Collect each line holding the string "plane".
────
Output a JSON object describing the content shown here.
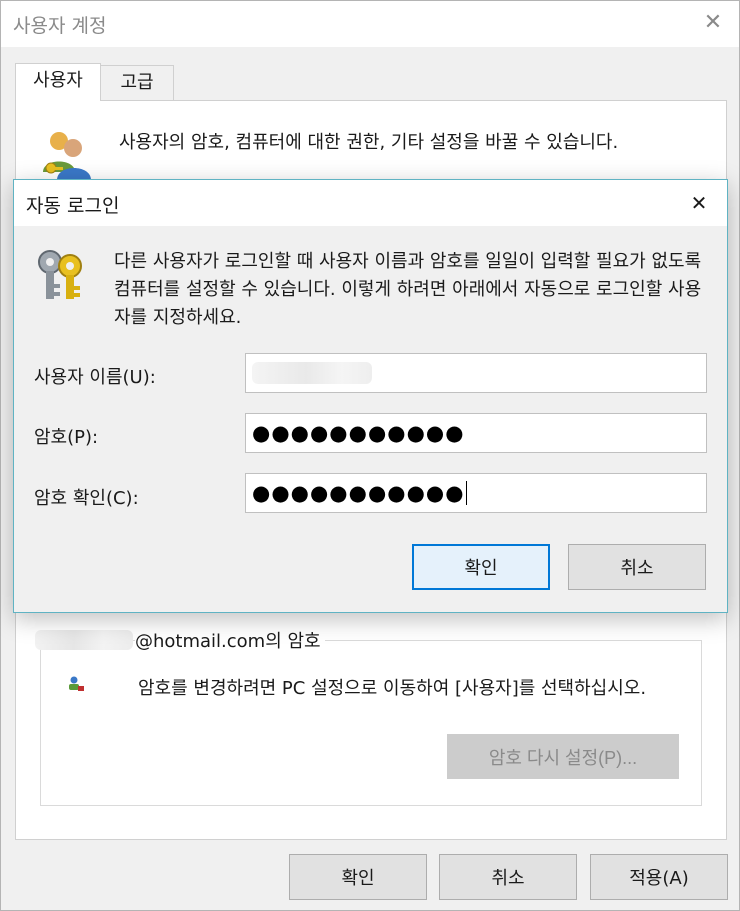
{
  "window": {
    "title": "사용자 계정",
    "close_glyph": "✕",
    "tabs": [
      {
        "label": "사용자",
        "active": true
      },
      {
        "label": "고급",
        "active": false
      }
    ],
    "description": "사용자의 암호, 컴퓨터에 대한 권한, 기타 설정을 바꿀 수 있습니다.",
    "password_group": {
      "label_suffix": "@hotmail.com의 암호",
      "text": "암호를 변경하려면 PC 설정으로 이동하여 [사용자]를 선택하십시오.",
      "reset_button": "암호 다시 설정(P)..."
    },
    "buttons": {
      "ok": "확인",
      "cancel": "취소",
      "apply": "적용(A)"
    }
  },
  "dialog": {
    "title": "자동 로그인",
    "close_glyph": "✕",
    "description": "다른 사용자가 로그인할 때 사용자 이름과 암호를 일일이 입력할 필요가 없도록 컴퓨터를 설정할 수 있습니다. 이렇게 하려면 아래에서 자동으로 로그인할 사용자를 지정하세요.",
    "fields": {
      "username_label": "사용자 이름(U):",
      "password_label": "암호(P):",
      "password_value": "●●●●●●●●●●●",
      "confirm_label": "암호 확인(C):",
      "confirm_value": "●●●●●●●●●●●"
    },
    "buttons": {
      "ok": "확인",
      "cancel": "취소"
    }
  },
  "icons": {
    "users": "users-icon",
    "keys": "keys-icon",
    "small": "user-account-small-icon"
  },
  "colors": {
    "accent": "#0078d7",
    "dialog_border": "#5fb3c3",
    "key_gold": "#e8c020"
  }
}
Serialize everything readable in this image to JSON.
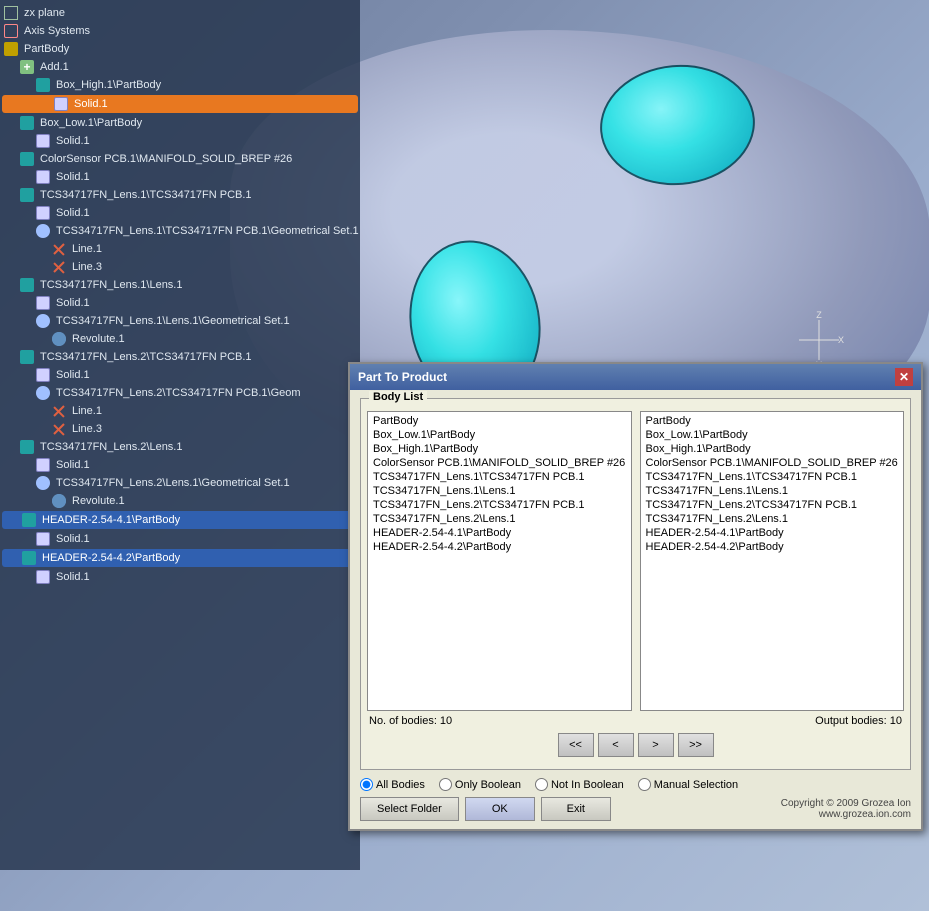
{
  "app": {
    "title": "Part To Product"
  },
  "tree": {
    "items": [
      {
        "id": "zx-plane",
        "label": "zx plane",
        "level": 0,
        "icon": "icon-plane",
        "expanded": false
      },
      {
        "id": "axis-systems",
        "label": "Axis Systems",
        "level": 0,
        "icon": "icon-axis",
        "expanded": false
      },
      {
        "id": "partbody",
        "label": "PartBody",
        "level": 0,
        "icon": "icon-body",
        "expanded": true
      },
      {
        "id": "add1",
        "label": "Add.1",
        "level": 1,
        "icon": "icon-add",
        "expanded": true
      },
      {
        "id": "box-high-partbody",
        "label": "Box_High.1\\PartBody",
        "level": 2,
        "icon": "icon-part",
        "expanded": true
      },
      {
        "id": "solid1-a",
        "label": "Solid.1",
        "level": 3,
        "icon": "icon-solid",
        "highlighted": true
      },
      {
        "id": "box-low-partbody",
        "label": "Box_Low.1\\PartBody",
        "level": 1,
        "icon": "icon-part",
        "expanded": true
      },
      {
        "id": "solid1-b",
        "label": "Solid.1",
        "level": 2,
        "icon": "icon-solid"
      },
      {
        "id": "colorsensor-pcb",
        "label": "ColorSensor PCB.1\\MANIFOLD_SOLID_BREP #26",
        "level": 1,
        "icon": "icon-part"
      },
      {
        "id": "solid1-c",
        "label": "Solid.1",
        "level": 2,
        "icon": "icon-solid"
      },
      {
        "id": "tcs-lens1-pcb1",
        "label": "TCS34717FN_Lens.1\\TCS34717FN PCB.1",
        "level": 1,
        "icon": "icon-part"
      },
      {
        "id": "solid1-d",
        "label": "Solid.1",
        "level": 2,
        "icon": "icon-solid"
      },
      {
        "id": "tcs-lens1-pcb1-geo",
        "label": "TCS34717FN_Lens.1\\TCS34717FN PCB.1\\Geometrical Set.1",
        "level": 2,
        "icon": "icon-geo"
      },
      {
        "id": "line1-a",
        "label": "Line.1",
        "level": 3,
        "icon": "icon-line"
      },
      {
        "id": "line3-a",
        "label": "Line.3",
        "level": 3,
        "icon": "icon-line"
      },
      {
        "id": "tcs-lens1-lens1",
        "label": "TCS34717FN_Lens.1\\Lens.1",
        "level": 1,
        "icon": "icon-part"
      },
      {
        "id": "solid1-e",
        "label": "Solid.1",
        "level": 2,
        "icon": "icon-solid"
      },
      {
        "id": "tcs-lens1-lens1-geo",
        "label": "TCS34717FN_Lens.1\\Lens.1\\Geometrical Set.1",
        "level": 2,
        "icon": "icon-geo"
      },
      {
        "id": "revolute1-a",
        "label": "Revolute.1",
        "level": 3,
        "icon": "icon-revolute"
      },
      {
        "id": "tcs-lens2-pcb1",
        "label": "TCS34717FN_Lens.2\\TCS34717FN PCB.1",
        "level": 1,
        "icon": "icon-part"
      },
      {
        "id": "solid1-f",
        "label": "Solid.1",
        "level": 2,
        "icon": "icon-solid"
      },
      {
        "id": "tcs-lens2-pcb1-geo",
        "label": "TCS34717FN_Lens.2\\TCS34717FN PCB.1\\Geom",
        "level": 2,
        "icon": "icon-geo"
      },
      {
        "id": "line1-b",
        "label": "Line.1",
        "level": 3,
        "icon": "icon-line"
      },
      {
        "id": "line3-b",
        "label": "Line.3",
        "level": 3,
        "icon": "icon-line"
      },
      {
        "id": "tcs-lens2-lens1",
        "label": "TCS34717FN_Lens.2\\Lens.1",
        "level": 1,
        "icon": "icon-part"
      },
      {
        "id": "solid1-g",
        "label": "Solid.1",
        "level": 2,
        "icon": "icon-solid"
      },
      {
        "id": "tcs-lens2-lens1-geo",
        "label": "TCS34717FN_Lens.2\\Lens.1\\Geometrical Set.1",
        "level": 2,
        "icon": "icon-geo"
      },
      {
        "id": "revolute1-b",
        "label": "Revolute.1",
        "level": 3,
        "icon": "icon-revolute"
      },
      {
        "id": "header-4-1",
        "label": "HEADER-2.54-4.1\\PartBody",
        "level": 1,
        "icon": "icon-part",
        "highlighted2": true
      },
      {
        "id": "solid1-h",
        "label": "Solid.1",
        "level": 2,
        "icon": "icon-solid"
      },
      {
        "id": "header-4-2",
        "label": "HEADER-2.54-4.2\\PartBody",
        "level": 1,
        "icon": "icon-part",
        "highlighted2": true
      },
      {
        "id": "solid1-i",
        "label": "Solid.1",
        "level": 2,
        "icon": "icon-solid"
      }
    ]
  },
  "dialog": {
    "title": "Part To Product",
    "close_label": "✕",
    "body_list_group_label": "Body List",
    "left_list": {
      "items": [
        "PartBody",
        "Box_Low.1\\PartBody",
        "Box_High.1\\PartBody",
        "ColorSensor PCB.1\\MANIFOLD_SOLID_BREP #26",
        "TCS34717FN_Lens.1\\TCS34717FN PCB.1",
        "TCS34717FN_Lens.1\\Lens.1",
        "TCS34717FN_Lens.2\\TCS34717FN PCB.1",
        "TCS34717FN_Lens.2\\Lens.1",
        "HEADER-2.54-4.1\\PartBody",
        "HEADER-2.54-4.2\\PartBody"
      ]
    },
    "right_list": {
      "items": [
        "PartBody",
        "Box_Low.1\\PartBody",
        "Box_High.1\\PartBody",
        "ColorSensor PCB.1\\MANIFOLD_SOLID_BREP #26",
        "TCS34717FN_Lens.1\\TCS34717FN PCB.1",
        "TCS34717FN_Lens.1\\Lens.1",
        "TCS34717FN_Lens.2\\TCS34717FN PCB.1",
        "TCS34717FN_Lens.2\\Lens.1",
        "HEADER-2.54-4.1\\PartBody",
        "HEADER-2.54-4.2\\PartBody"
      ]
    },
    "no_of_bodies_label": "No. of bodies: 10",
    "output_bodies_label": "Output bodies: 10",
    "nav": {
      "first": "<<",
      "prev": "<",
      "next": ">",
      "last": ">>"
    },
    "radio_options": [
      {
        "id": "all-bodies",
        "label": "All Bodies",
        "checked": true
      },
      {
        "id": "only-boolean",
        "label": "Only Boolean",
        "checked": false
      },
      {
        "id": "not-in-boolean",
        "label": "Not In Boolean",
        "checked": false
      },
      {
        "id": "manual-selection",
        "label": "Manual Selection",
        "checked": false
      }
    ],
    "buttons": {
      "select_folder": "Select Folder",
      "ok": "OK",
      "exit": "Exit"
    },
    "copyright": "Copyright © 2009 Grozea Ion\nwww.grozea.ion.com"
  }
}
────
**Result for this exercise**
        "id": "zx-plane",
        "label": "zx plane",
        "icon": "icon-plane",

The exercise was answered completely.